### Records supplied ###

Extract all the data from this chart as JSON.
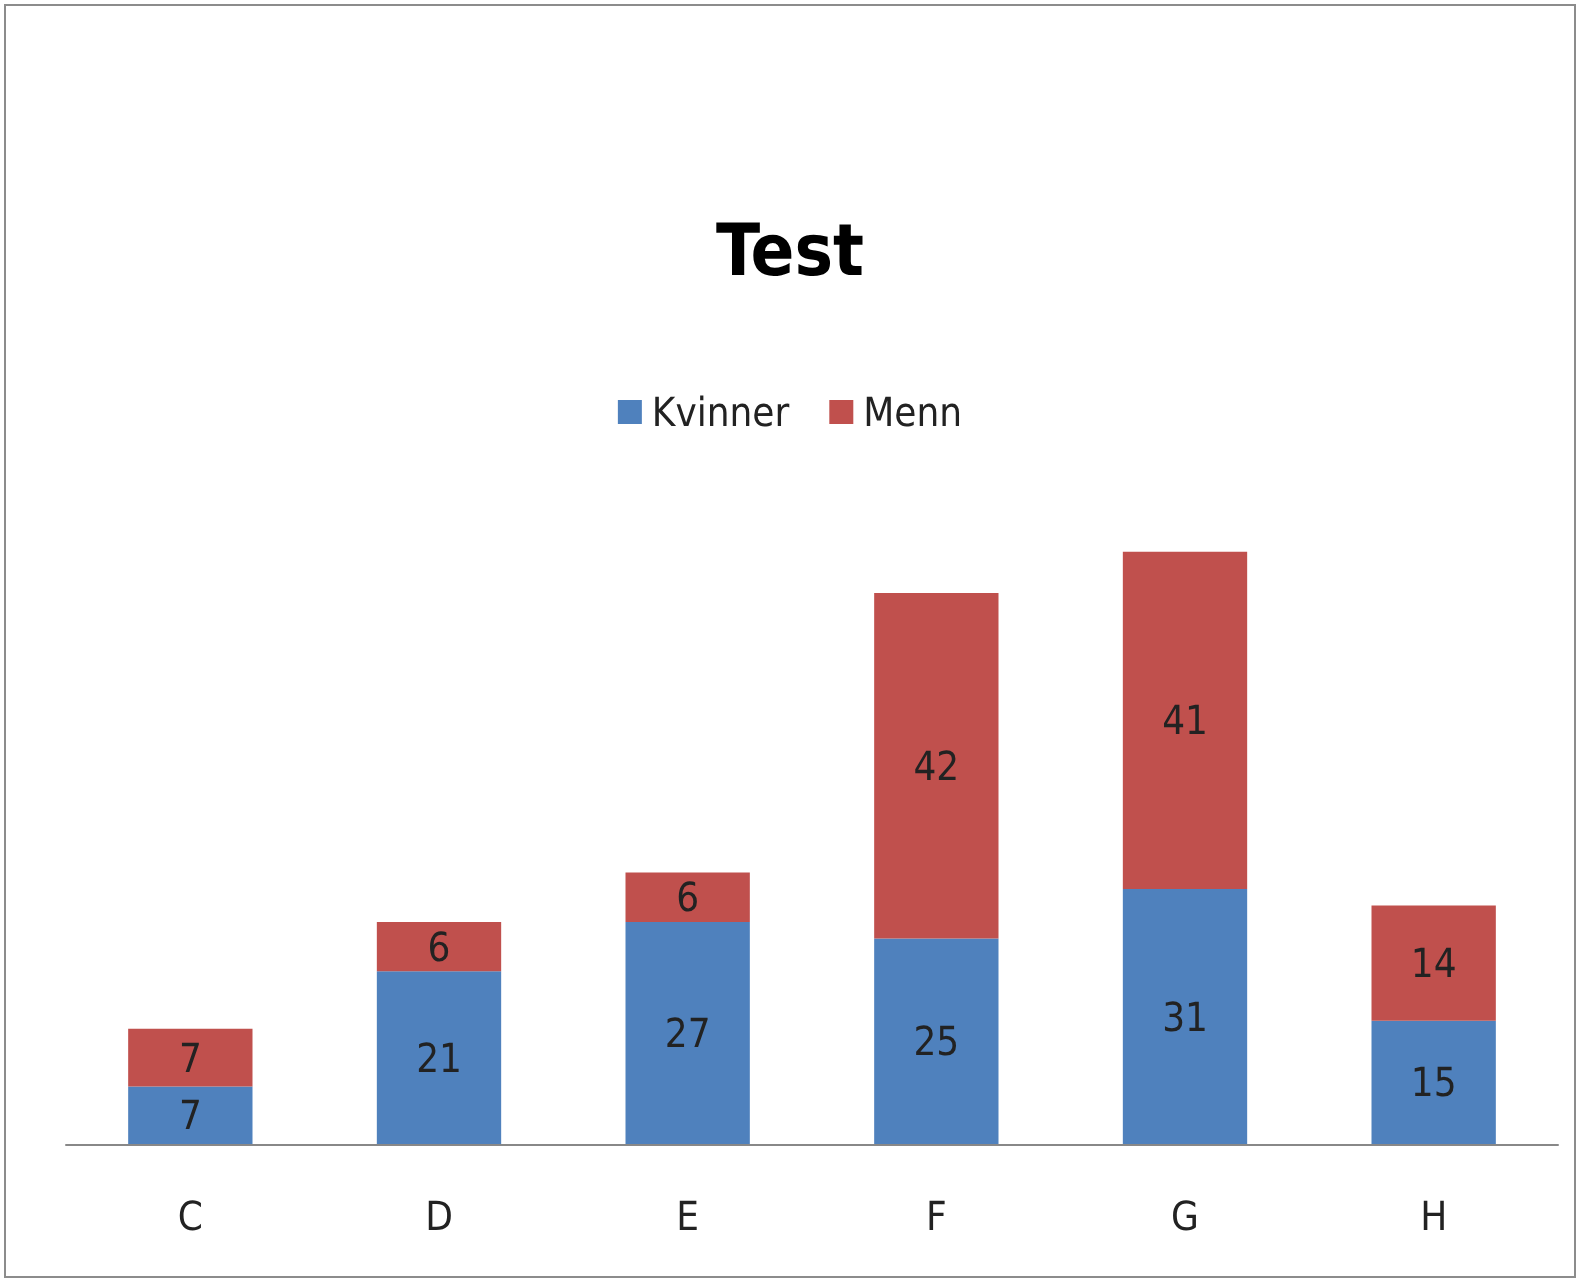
{
  "chart_data": {
    "type": "bar",
    "title": "Test",
    "categories": [
      "C",
      "D",
      "E",
      "F",
      "G",
      "H"
    ],
    "series": [
      {
        "name": "Kvinner",
        "color": "#4f81bd",
        "values": [
          7,
          21,
          27,
          25,
          31,
          15
        ]
      },
      {
        "name": "Menn",
        "color": "#c0504d",
        "values": [
          7,
          6,
          6,
          42,
          41,
          14
        ]
      }
    ],
    "stacked": true,
    "data_labels": true,
    "legend": "top",
    "tick_labels": "x"
  }
}
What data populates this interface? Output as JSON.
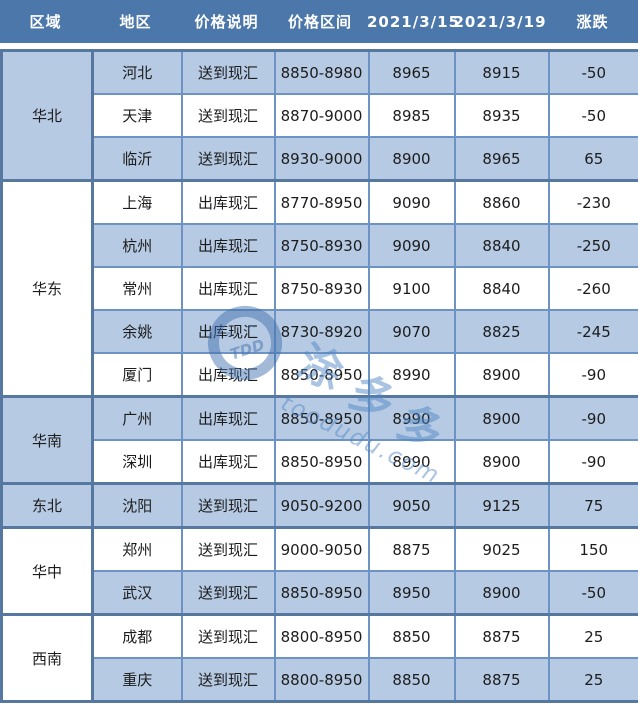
{
  "header": {
    "columns": [
      "区域",
      "地区",
      "价格说明",
      "价格区间",
      "2021/3/15",
      "2021/3/19",
      "涨跌"
    ]
  },
  "regions": [
    {
      "name": "华北",
      "shade": "blue",
      "rows": [
        {
          "area": "河北",
          "desc": "送到现汇",
          "range": "8850-8980",
          "p1": "8965",
          "p2": "8915",
          "chg": "-50",
          "shade": "blue"
        },
        {
          "area": "天津",
          "desc": "送到现汇",
          "range": "8870-9000",
          "p1": "8985",
          "p2": "8935",
          "chg": "-50",
          "shade": "white"
        },
        {
          "area": "临沂",
          "desc": "送到现汇",
          "range": "8930-9000",
          "p1": "8900",
          "p2": "8965",
          "chg": "65",
          "shade": "blue"
        }
      ]
    },
    {
      "name": "华东",
      "shade": "white",
      "rows": [
        {
          "area": "上海",
          "desc": "出库现汇",
          "range": "8770-8950",
          "p1": "9090",
          "p2": "8860",
          "chg": "-230",
          "shade": "white"
        },
        {
          "area": "杭州",
          "desc": "出库现汇",
          "range": "8750-8930",
          "p1": "9090",
          "p2": "8840",
          "chg": "-250",
          "shade": "blue"
        },
        {
          "area": "常州",
          "desc": "出库现汇",
          "range": "8750-8930",
          "p1": "9100",
          "p2": "8840",
          "chg": "-260",
          "shade": "white"
        },
        {
          "area": "余姚",
          "desc": "出库现汇",
          "range": "8730-8920",
          "p1": "9070",
          "p2": "8825",
          "chg": "-245",
          "shade": "blue"
        },
        {
          "area": "厦门",
          "desc": "出库现汇",
          "range": "8850-8950",
          "p1": "8990",
          "p2": "8900",
          "chg": "-90",
          "shade": "white"
        }
      ]
    },
    {
      "name": "华南",
      "shade": "blue",
      "rows": [
        {
          "area": "广州",
          "desc": "出库现汇",
          "range": "8850-8950",
          "p1": "8990",
          "p2": "8900",
          "chg": "-90",
          "shade": "blue"
        },
        {
          "area": "深圳",
          "desc": "出库现汇",
          "range": "8850-8950",
          "p1": "8990",
          "p2": "8900",
          "chg": "-90",
          "shade": "white"
        }
      ]
    },
    {
      "name": "东北",
      "shade": "blue",
      "rows": [
        {
          "area": "沈阳",
          "desc": "送到现汇",
          "range": "9050-9200",
          "p1": "9050",
          "p2": "9125",
          "chg": "75",
          "shade": "blue"
        }
      ]
    },
    {
      "name": "华中",
      "shade": "white",
      "rows": [
        {
          "area": "郑州",
          "desc": "送到现汇",
          "range": "9000-9050",
          "p1": "8875",
          "p2": "9025",
          "chg": "150",
          "shade": "white"
        },
        {
          "area": "武汉",
          "desc": "送到现汇",
          "range": "8850-8950",
          "p1": "8950",
          "p2": "8900",
          "chg": "-50",
          "shade": "blue"
        }
      ]
    },
    {
      "name": "西南",
      "shade": "white",
      "rows": [
        {
          "area": "成都",
          "desc": "送到现汇",
          "range": "8800-8950",
          "p1": "8850",
          "p2": "8875",
          "chg": "25",
          "shade": "white"
        },
        {
          "area": "重庆",
          "desc": "送到现汇",
          "range": "8800-8950",
          "p1": "8850",
          "p2": "8875",
          "chg": "25",
          "shade": "blue"
        }
      ]
    }
  ],
  "watermark": {
    "logo_text": "TDD",
    "logo_eyes": "^ ^",
    "brand_chars": [
      "涂",
      "多",
      "多"
    ],
    "site": "toodudu.com"
  },
  "colors": {
    "header_bg": "#4c77aa",
    "header_text": "#ffffff",
    "row_blue": "#b6cae3",
    "row_white": "#ffffff",
    "border_light": "#6d93c4",
    "border_dark": "#56779f",
    "cell_text": "#1c1c1c",
    "watermark": "#4e86c6"
  }
}
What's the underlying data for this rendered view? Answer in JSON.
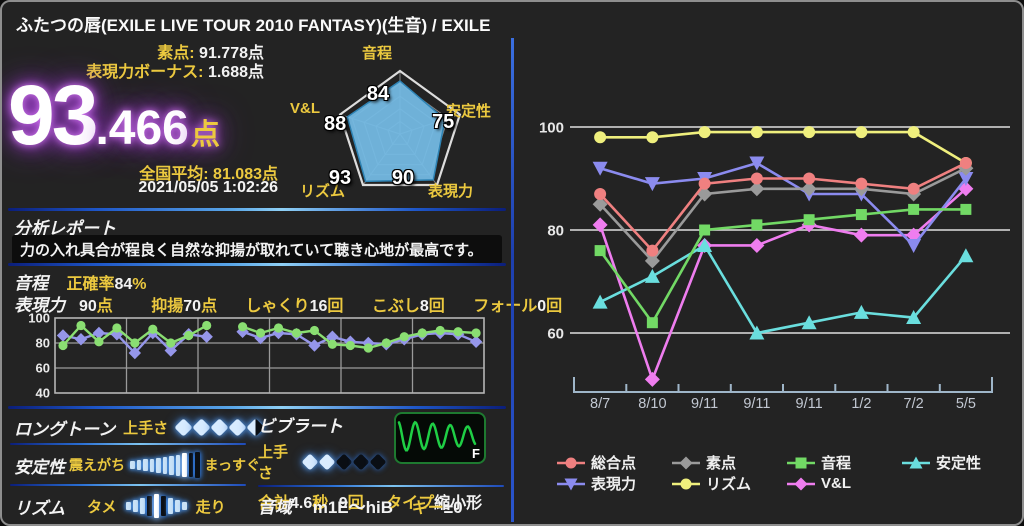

###

**Exercise goal**
Among the entries above, identify all lines with "name" and copy them.

**Expected answer**
        "name": "Kvinner",
        "name": "Menn",
      "name": "华北",
      "name": "华东",
      "name": "华南",
      "name": "东北",
      "name": "华中",
      "name": "西南",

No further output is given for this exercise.